# start of Data entries

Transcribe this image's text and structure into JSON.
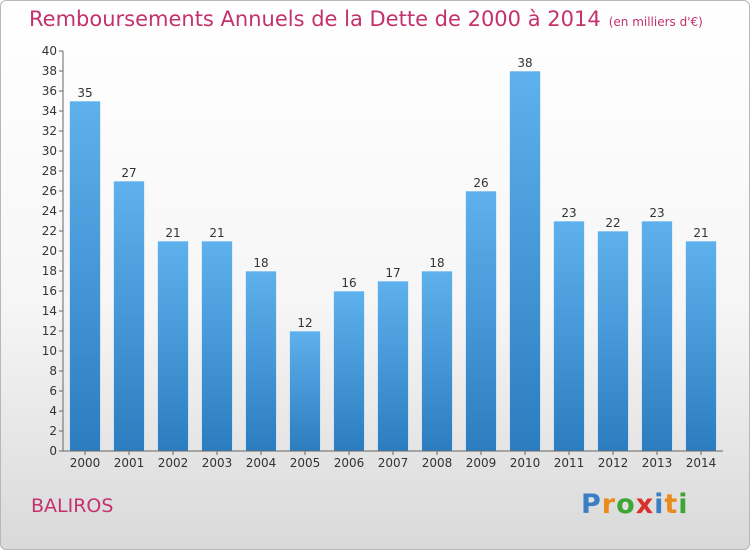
{
  "title": "Remboursements Annuels de la Dette de 2000 à 2014",
  "unit": "(en milliers d'€)",
  "place": "BALIROS",
  "logo": {
    "letters": [
      {
        "char": "P",
        "color": "#3a7fc4"
      },
      {
        "char": "r",
        "color": "#e88a1c"
      },
      {
        "char": "o",
        "color": "#3fa535"
      },
      {
        "char": "x",
        "color": "#d9302c"
      },
      {
        "char": "i",
        "color": "#3a7fc4"
      },
      {
        "char": "t",
        "color": "#e88a1c"
      },
      {
        "char": "i",
        "color": "#3fa535"
      }
    ]
  },
  "colors": {
    "accent": "#c4326d",
    "bar_top": "#5eb1ec",
    "bar_bottom": "#2c7dbf",
    "bar_edge": "#ffffff"
  },
  "chart_data": {
    "type": "bar",
    "categories": [
      "2000",
      "2001",
      "2002",
      "2003",
      "2004",
      "2005",
      "2006",
      "2007",
      "2008",
      "2009",
      "2010",
      "2011",
      "2012",
      "2013",
      "2014"
    ],
    "values": [
      35,
      27,
      21,
      21,
      18,
      12,
      16,
      17,
      18,
      26,
      38,
      23,
      22,
      23,
      21
    ],
    "ylim": [
      0,
      40
    ],
    "ytick_step": 2,
    "grid": false,
    "legend": "none"
  }
}
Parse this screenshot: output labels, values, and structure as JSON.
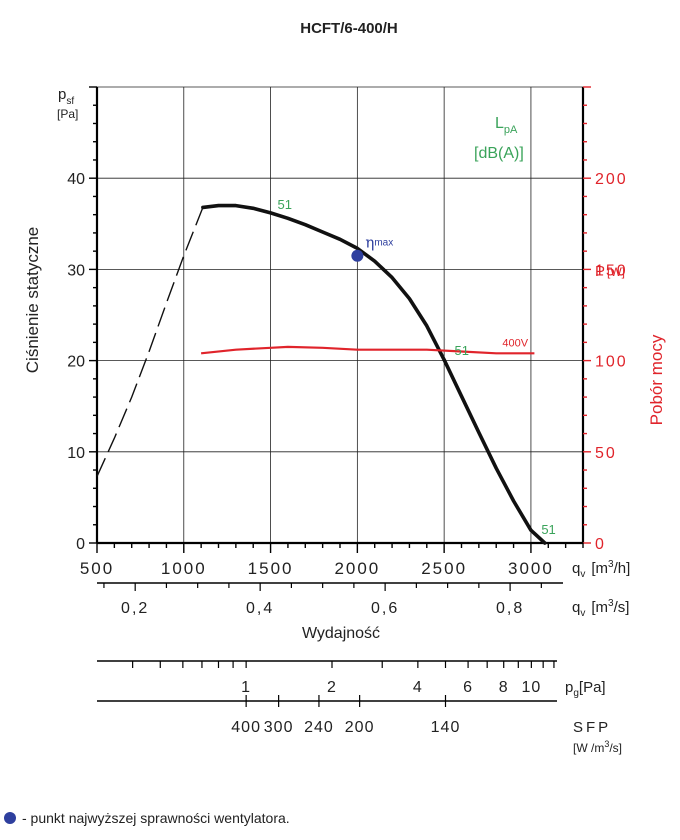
{
  "colors": {
    "black": "#111111",
    "red": "#e0242b",
    "green": "#3aa35a",
    "blue": "#2e3f9e",
    "grid": "#222222"
  },
  "chart_data": {
    "type": "line",
    "title": "HCFT/6-400/H",
    "xlabel": "Wydajność",
    "ylabel_left": "Ciśnienie statyczne",
    "ylabel_right": "Pobór mocy",
    "left_axis_symbol": {
      "main": "p",
      "sub": "sf",
      "unit": "[Pa]"
    },
    "right_axis_symbol": {
      "main": "P",
      "unit": "[W]"
    },
    "lpa_label": {
      "main": "L",
      "sub": "pA",
      "unit": "[dB(A)]"
    },
    "qv_m3h_label": {
      "main": "q",
      "sub": "v",
      "unit_pre": "[m",
      "unit_sup": "3",
      "unit_post": "/h]"
    },
    "qv_m3s_label": {
      "main": "q",
      "sub": "v",
      "unit_pre": "[m",
      "unit_sup": "3",
      "unit_post": "/s]"
    },
    "pg_label": {
      "main": "p",
      "sub": "g",
      "unit": "[Pa]"
    },
    "sfp_label": "SFP",
    "sfp_unit": {
      "pre": "[W /m",
      "sup": "3",
      "post": "/s]"
    },
    "eta_label": {
      "main": "η",
      "sub": "max"
    },
    "xlim": [
      500,
      3300
    ],
    "ylim_left": [
      0,
      50
    ],
    "ylim_right": [
      0,
      250
    ],
    "grid": true,
    "x_ticks_m3h": [
      500,
      1000,
      1500,
      2000,
      2500,
      3000
    ],
    "x_ticks_m3h_labels": [
      "500",
      "1000",
      "1500",
      "2000",
      "2500",
      "3000"
    ],
    "x_ticks_m3s": [
      0.2,
      0.4,
      0.6,
      0.8
    ],
    "x_ticks_m3s_labels": [
      "0,2",
      "0,4",
      "0,6",
      "0,8"
    ],
    "y_ticks_left": [
      0,
      10,
      20,
      30,
      40
    ],
    "y_ticks_left_labels": [
      "0",
      "10",
      "20",
      "30",
      "40"
    ],
    "y_ticks_right": [
      0,
      50,
      100,
      150,
      200
    ],
    "y_ticks_right_labels": [
      "0",
      "50",
      "100",
      "150",
      "200"
    ],
    "pressure_curve": {
      "x": [
        1110,
        1200,
        1300,
        1400,
        1500,
        1600,
        1700,
        1800,
        1900,
        2000,
        2100,
        2200,
        2300,
        2400,
        2500,
        2600,
        2700,
        2800,
        2900,
        3000,
        3080
      ],
      "y": [
        36.8,
        37.0,
        37.0,
        36.7,
        36.2,
        35.6,
        34.9,
        34.1,
        33.3,
        32.3,
        30.9,
        29.1,
        26.8,
        23.8,
        20.1,
        16.1,
        12.1,
        8.2,
        4.6,
        1.4,
        0
      ]
    },
    "pressure_unstable": {
      "x": [
        500,
        600,
        700,
        800,
        900,
        1000,
        1110
      ],
      "y": [
        7.3,
        11.5,
        16.0,
        21.0,
        26.3,
        31.5,
        36.8
      ]
    },
    "power_curve": {
      "x": [
        1100,
        1300,
        1500,
        1600,
        1800,
        2000,
        2200,
        2400,
        2600,
        2800,
        3020
      ],
      "y": [
        104,
        106,
        107,
        107.5,
        107,
        106,
        106,
        106,
        105,
        104,
        104
      ]
    },
    "power_series_label": "400V",
    "eta_point": {
      "x": 2000,
      "y": 31.5
    },
    "lpa_annotations": [
      {
        "text": "51",
        "x": 1540,
        "y": 36.6
      },
      {
        "text": "51",
        "x": 2560,
        "y": 20.6
      },
      {
        "text": "51",
        "x": 3060,
        "y": 1.0
      }
    ],
    "pg_ticks_major": [
      {
        "value": 1,
        "label": "1"
      },
      {
        "value": 2,
        "label": "2"
      },
      {
        "value": 4,
        "label": "4"
      },
      {
        "value": 6,
        "label": "6"
      },
      {
        "value": 8,
        "label": "8"
      },
      {
        "value": 10,
        "label": "10"
      }
    ],
    "sfp_ticks": [
      {
        "label": "400",
        "ref_pg": 1
      },
      {
        "label": "300",
        "ref_pg": 1.3
      },
      {
        "label": "240",
        "ref_pg": 1.8
      },
      {
        "label": "200",
        "ref_pg": 2.5
      },
      {
        "label": "140",
        "ref_pg": 5
      }
    ]
  },
  "legend": {
    "text": " - punkt najwyższej sprawności wentylatora."
  }
}
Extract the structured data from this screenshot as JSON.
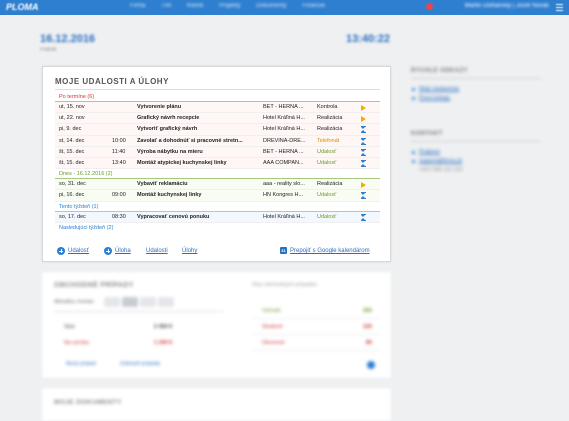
{
  "topbar": {
    "logo": "PLOMA",
    "nav": [
      "Firma",
      "Tím",
      "Klienti",
      "Projekty",
      "Dokumenty",
      "Financie"
    ],
    "user": "Martin Dolňanský | Jozef Novák"
  },
  "datebar": {
    "date": "16.12.2016",
    "day": "Piatok",
    "time": "13:40:22"
  },
  "events": {
    "title": "MOJE UDALOSTI A ÚLOHY",
    "groups": {
      "overdue": "Po termíne (6)",
      "today": "Dnes - 16.12.2016 (2)",
      "week": "Tento týždeň (1)",
      "next": "Nasledujúci týždeň (2)"
    },
    "rows": [
      {
        "date": "ut, 15. nov",
        "time": "",
        "title": "Vytvorenie plánu",
        "place": "BET - HERNA ...",
        "status": "Kontrola",
        "icon": "play-icon"
      },
      {
        "date": "ut, 22. nov",
        "time": "",
        "title": "Grafický návrh recepcie",
        "place": "Hotel Kráľiná H...",
        "status": "Realizácia",
        "icon": "play-icon"
      },
      {
        "date": "pi, 9. dec",
        "time": "",
        "title": "Vytvoriť grafický návrh",
        "place": "Hotel Kráľiná H...",
        "status": "Realizácia",
        "icon": "hourglass-icon"
      },
      {
        "date": "st, 14. dec",
        "time": "10:00",
        "title": "Zavolať a dohodnúť si pracovné stretn...",
        "place": "DREVINA-DRE...",
        "status": "Telefonát",
        "icon": "hourglass-icon"
      },
      {
        "date": "št, 15. dec",
        "time": "11:40",
        "title": "Výroba nábytku na mieru",
        "place": "BET - HERNA ...",
        "status": "Udalosť",
        "icon": "hourglass-icon"
      },
      {
        "date": "št, 15. dec",
        "time": "13:40",
        "title": "Montáž atypickej kuchynskej linky",
        "place": "AAA COMPAN...",
        "status": "Udalosť",
        "icon": "hourglass-icon"
      },
      {
        "date": "so, 31. dec",
        "time": "",
        "title": "Vybaviť reklamáciu",
        "place": "aaa - reality slo...",
        "status": "Realizácia",
        "icon": "play-icon"
      },
      {
        "date": "pi, 16. dec",
        "time": "09:00",
        "title": "Montáž kuchynskej linky",
        "place": "HN Kongres H...",
        "status": "Udalosť",
        "icon": "hourglass-icon"
      },
      {
        "date": "so, 17. dec",
        "time": "08:30",
        "title": "Vypracovať cenovú ponuku",
        "place": "Hotel Kráľiná H...",
        "status": "Udalosť",
        "icon": "hourglass-icon"
      }
    ],
    "actions": {
      "event": "Udalosť",
      "task": "Úloha",
      "events_link": "Udalosti",
      "tasks_link": "Úlohy",
      "google": "Prepojiť s Google kalendárom",
      "calendar_badge": "31"
    }
  },
  "right": {
    "quick_title": "RÝCHLE ODKAZY",
    "quick_links": [
      "Moje nastavenia",
      "Pozvi kolegu"
    ],
    "contact_title": "KONTAKT",
    "contact_links": [
      "Podpora",
      "support@firma.sk"
    ],
    "phone": "+421 900 111 222"
  },
  "finance": {
    "title": "OBCHODNÉ PRÍPADY",
    "right_title": "Stav obchodných prípadov",
    "filter": "Aktuálny mesiac",
    "rows": [
      {
        "label": "Stav",
        "value": "2 450 €"
      },
      {
        "label": "Na výrobu",
        "value": "1 200 €"
      }
    ],
    "right_rows": [
      {
        "label": "Vyhraté",
        "value": "250"
      },
      {
        "label": "Stratené",
        "value": "120"
      },
      {
        "label": "Otvorené",
        "value": "80"
      }
    ],
    "links": [
      "Nový prípad",
      "Zobraziť prípady"
    ]
  },
  "bottom": {
    "title": "MOJE DOKUMENTY"
  }
}
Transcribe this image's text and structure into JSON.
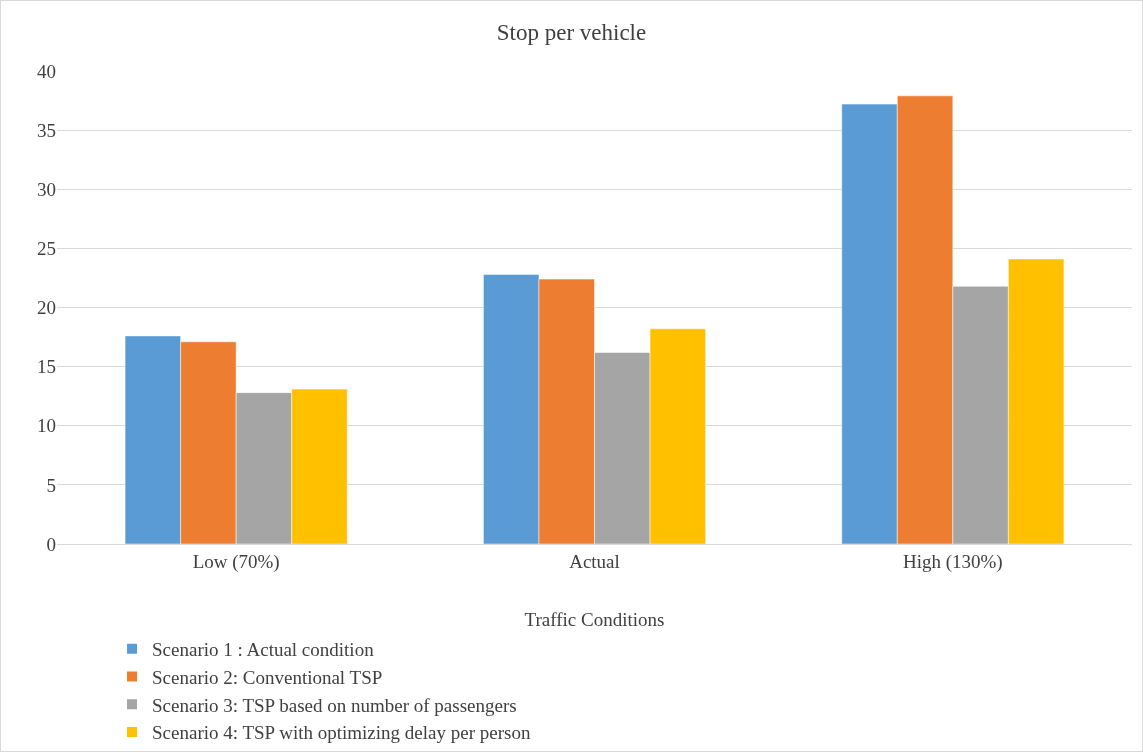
{
  "chart_data": {
    "type": "bar",
    "title": "Stop per vehicle",
    "xlabel": "Traffic Conditions",
    "categories": [
      "Low (70%)",
      "Actual",
      "High (130%)"
    ],
    "series": [
      {
        "name": "Scenario 1 : Actual condition",
        "color": "#5b9bd5",
        "values": [
          17.6,
          22.8,
          37.2
        ]
      },
      {
        "name": "Scenario 2: Conventional TSP",
        "color": "#ed7d31",
        "values": [
          17.1,
          22.4,
          37.9
        ]
      },
      {
        "name": "Scenario 3: TSP based on number of passengers",
        "color": "#a5a5a5",
        "values": [
          12.8,
          16.2,
          21.8
        ]
      },
      {
        "name": "Scenario 4: TSP with optimizing delay per person",
        "color": "#ffc000",
        "values": [
          13.1,
          18.2,
          24.1
        ]
      }
    ],
    "ylim": [
      0,
      40
    ],
    "yticks": [
      0,
      5,
      10,
      15,
      20,
      25,
      30,
      35,
      40
    ],
    "grid": "y",
    "legend": "bottom"
  }
}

# end of Data entries

- Stated task
Go through the records and gather the lines that hold "name".

- Task output
        "name": "Scenario 1 : Actual condition",
        "name": "Scenario 2: Conventional TSP",
        "name": "Scenario 3: TSP based on number of passengers",
        "name": "Scenario 4: TSP with optimizing delay per person",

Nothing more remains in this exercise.